--- EXTRACTED RECORDS ---
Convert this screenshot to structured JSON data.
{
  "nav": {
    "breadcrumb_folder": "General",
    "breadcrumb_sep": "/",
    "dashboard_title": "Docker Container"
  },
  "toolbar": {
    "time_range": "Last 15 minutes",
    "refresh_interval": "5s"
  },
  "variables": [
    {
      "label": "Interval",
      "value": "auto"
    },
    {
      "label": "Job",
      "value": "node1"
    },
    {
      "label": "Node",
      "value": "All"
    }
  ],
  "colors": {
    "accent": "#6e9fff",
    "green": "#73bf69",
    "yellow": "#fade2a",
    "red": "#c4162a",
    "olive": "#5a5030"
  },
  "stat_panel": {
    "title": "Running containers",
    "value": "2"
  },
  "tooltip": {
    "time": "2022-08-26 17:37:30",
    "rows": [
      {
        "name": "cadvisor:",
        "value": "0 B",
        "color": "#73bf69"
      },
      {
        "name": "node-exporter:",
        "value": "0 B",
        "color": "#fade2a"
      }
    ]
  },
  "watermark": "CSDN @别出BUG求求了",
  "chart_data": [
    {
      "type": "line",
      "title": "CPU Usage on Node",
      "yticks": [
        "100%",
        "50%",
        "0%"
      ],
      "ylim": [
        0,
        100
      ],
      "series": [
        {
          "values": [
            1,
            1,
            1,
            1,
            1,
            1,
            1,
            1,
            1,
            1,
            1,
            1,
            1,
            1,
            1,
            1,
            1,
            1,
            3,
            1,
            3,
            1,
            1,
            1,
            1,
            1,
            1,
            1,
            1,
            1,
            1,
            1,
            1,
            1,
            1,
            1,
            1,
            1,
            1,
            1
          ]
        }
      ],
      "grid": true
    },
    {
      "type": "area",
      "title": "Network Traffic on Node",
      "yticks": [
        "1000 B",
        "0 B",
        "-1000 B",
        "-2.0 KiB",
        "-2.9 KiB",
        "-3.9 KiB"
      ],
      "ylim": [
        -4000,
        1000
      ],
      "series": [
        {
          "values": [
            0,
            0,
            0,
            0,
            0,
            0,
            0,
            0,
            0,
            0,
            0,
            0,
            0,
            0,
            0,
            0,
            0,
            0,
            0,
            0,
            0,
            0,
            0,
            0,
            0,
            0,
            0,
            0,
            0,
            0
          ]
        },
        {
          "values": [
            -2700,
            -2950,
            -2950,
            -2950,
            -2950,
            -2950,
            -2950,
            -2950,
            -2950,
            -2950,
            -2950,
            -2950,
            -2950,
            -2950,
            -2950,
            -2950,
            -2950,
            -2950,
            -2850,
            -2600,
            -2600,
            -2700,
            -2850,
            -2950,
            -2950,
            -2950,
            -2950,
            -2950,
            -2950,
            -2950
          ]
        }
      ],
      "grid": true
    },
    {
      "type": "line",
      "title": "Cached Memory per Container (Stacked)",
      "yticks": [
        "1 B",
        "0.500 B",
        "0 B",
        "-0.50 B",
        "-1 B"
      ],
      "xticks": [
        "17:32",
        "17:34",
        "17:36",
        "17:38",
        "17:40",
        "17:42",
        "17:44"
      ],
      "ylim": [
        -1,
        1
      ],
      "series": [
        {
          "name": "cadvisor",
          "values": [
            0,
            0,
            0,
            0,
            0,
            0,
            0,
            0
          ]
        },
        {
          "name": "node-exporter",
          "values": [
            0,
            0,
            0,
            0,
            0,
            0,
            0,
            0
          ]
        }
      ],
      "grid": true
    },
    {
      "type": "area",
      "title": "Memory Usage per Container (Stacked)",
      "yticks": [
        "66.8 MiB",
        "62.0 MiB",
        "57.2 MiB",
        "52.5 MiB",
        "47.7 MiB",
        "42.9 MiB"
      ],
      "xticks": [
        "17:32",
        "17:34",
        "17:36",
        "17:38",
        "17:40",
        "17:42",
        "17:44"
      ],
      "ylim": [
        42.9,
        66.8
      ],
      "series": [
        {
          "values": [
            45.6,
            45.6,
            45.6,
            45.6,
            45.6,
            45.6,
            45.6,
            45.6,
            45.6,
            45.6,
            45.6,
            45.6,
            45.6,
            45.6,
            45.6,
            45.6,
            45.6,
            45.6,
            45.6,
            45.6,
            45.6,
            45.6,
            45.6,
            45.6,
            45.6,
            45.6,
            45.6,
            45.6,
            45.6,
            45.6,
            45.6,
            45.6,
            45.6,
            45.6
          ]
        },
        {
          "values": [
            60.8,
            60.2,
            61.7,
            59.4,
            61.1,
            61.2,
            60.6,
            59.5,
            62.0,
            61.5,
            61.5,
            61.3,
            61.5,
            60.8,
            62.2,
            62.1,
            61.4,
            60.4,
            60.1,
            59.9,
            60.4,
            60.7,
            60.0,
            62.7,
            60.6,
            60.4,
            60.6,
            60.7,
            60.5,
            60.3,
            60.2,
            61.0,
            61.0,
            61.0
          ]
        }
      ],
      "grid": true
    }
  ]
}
---
--- EXTRACTED RECORDS ---
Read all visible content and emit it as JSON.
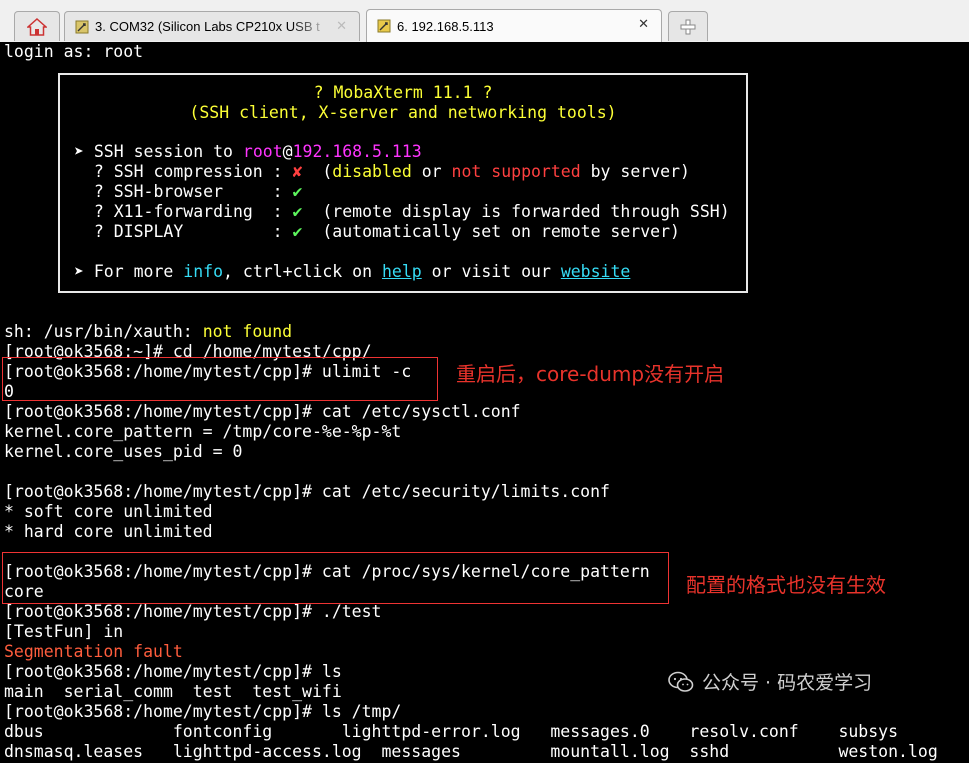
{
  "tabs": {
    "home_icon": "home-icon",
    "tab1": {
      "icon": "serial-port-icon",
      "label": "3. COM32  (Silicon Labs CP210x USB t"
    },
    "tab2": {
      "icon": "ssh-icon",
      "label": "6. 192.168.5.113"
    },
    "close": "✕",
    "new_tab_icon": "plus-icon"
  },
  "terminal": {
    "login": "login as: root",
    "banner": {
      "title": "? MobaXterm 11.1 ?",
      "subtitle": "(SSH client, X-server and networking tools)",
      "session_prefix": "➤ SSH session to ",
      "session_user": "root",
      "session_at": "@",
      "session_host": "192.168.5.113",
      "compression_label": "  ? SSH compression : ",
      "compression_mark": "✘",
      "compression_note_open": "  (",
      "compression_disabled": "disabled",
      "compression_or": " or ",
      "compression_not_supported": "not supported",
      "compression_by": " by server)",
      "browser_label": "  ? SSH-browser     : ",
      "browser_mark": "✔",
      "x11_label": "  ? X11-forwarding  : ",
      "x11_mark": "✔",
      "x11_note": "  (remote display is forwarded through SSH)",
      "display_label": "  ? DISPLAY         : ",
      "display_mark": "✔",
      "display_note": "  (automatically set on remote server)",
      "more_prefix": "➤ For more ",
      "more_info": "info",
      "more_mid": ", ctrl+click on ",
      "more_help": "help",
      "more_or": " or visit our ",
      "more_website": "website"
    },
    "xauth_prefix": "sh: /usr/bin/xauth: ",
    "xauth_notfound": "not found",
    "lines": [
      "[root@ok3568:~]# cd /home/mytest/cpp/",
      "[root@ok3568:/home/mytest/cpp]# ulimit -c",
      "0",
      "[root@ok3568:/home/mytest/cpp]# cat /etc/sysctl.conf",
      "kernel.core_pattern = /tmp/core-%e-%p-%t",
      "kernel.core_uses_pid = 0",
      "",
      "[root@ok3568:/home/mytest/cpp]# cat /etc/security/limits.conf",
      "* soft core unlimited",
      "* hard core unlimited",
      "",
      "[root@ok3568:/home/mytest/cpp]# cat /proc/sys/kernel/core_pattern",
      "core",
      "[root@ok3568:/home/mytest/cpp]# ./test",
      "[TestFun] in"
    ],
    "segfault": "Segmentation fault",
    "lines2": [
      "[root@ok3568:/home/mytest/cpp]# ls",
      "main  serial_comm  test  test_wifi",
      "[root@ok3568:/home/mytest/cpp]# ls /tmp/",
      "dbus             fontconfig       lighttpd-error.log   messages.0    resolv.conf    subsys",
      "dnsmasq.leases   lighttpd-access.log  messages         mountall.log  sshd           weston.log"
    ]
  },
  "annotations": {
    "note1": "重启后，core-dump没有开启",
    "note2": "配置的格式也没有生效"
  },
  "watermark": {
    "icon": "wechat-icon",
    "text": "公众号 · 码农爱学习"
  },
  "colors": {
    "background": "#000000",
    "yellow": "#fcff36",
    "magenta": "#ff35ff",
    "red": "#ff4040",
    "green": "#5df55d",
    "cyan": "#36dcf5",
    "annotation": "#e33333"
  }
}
---
--- EXTRACTED RECORDS ---
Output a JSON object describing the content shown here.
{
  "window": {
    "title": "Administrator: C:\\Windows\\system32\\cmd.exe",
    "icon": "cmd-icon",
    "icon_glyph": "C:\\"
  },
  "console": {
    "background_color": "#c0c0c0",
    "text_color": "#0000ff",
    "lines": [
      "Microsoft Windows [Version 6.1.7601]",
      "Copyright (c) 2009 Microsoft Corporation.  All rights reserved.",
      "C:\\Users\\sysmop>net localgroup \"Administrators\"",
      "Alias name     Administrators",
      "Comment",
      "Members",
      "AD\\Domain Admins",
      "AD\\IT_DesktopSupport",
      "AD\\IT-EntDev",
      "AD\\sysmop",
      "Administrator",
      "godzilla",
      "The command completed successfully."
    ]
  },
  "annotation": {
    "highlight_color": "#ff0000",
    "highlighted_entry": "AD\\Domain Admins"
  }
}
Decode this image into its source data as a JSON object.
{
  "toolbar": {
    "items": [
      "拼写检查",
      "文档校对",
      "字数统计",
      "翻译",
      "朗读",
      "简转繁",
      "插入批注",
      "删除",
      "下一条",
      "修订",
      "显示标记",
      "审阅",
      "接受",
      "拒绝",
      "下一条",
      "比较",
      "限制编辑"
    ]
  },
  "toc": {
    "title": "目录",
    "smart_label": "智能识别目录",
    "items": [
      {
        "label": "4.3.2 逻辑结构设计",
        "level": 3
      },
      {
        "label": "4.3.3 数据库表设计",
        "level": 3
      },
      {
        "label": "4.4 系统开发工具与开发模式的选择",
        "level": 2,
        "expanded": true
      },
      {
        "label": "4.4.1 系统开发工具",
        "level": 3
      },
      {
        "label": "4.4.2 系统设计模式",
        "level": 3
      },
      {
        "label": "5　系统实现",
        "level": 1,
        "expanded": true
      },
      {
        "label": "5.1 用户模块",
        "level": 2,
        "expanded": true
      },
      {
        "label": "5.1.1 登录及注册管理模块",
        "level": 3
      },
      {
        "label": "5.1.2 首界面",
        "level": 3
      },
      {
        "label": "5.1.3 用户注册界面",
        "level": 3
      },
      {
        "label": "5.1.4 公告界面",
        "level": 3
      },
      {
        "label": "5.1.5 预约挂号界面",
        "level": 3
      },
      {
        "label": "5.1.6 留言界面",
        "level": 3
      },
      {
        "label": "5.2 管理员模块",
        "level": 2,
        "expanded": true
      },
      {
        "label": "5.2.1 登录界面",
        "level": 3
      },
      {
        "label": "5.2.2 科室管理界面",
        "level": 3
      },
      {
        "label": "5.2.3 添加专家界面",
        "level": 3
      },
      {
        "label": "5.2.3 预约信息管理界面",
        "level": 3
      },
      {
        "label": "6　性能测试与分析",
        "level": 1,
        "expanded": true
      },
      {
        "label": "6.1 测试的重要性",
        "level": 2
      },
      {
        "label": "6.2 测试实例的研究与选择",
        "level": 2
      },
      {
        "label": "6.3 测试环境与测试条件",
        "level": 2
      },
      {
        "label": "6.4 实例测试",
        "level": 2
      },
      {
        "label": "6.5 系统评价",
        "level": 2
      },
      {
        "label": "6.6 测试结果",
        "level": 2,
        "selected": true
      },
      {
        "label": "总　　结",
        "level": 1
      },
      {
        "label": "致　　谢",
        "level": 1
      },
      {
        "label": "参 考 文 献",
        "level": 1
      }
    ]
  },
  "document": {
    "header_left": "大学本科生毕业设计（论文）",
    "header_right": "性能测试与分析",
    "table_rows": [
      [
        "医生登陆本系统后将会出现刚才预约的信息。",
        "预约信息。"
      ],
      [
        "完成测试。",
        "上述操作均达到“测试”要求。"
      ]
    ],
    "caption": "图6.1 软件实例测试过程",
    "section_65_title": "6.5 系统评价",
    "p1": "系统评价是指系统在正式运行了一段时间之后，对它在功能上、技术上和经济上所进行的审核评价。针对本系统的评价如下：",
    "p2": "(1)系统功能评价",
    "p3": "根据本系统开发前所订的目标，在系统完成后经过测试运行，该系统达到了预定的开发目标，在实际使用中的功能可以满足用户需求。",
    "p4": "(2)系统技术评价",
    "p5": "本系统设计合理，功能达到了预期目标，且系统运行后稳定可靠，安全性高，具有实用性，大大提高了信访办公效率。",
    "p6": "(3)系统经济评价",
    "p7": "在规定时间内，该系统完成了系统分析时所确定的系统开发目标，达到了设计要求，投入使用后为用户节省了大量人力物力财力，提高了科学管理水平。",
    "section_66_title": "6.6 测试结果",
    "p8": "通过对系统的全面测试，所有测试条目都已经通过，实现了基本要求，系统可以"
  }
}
---
(PROBLEM DESCRIPTION) What is the number of lines in the data that hold the string "remote"? Answer with the number only.

(SOLVED EXERCISE) 2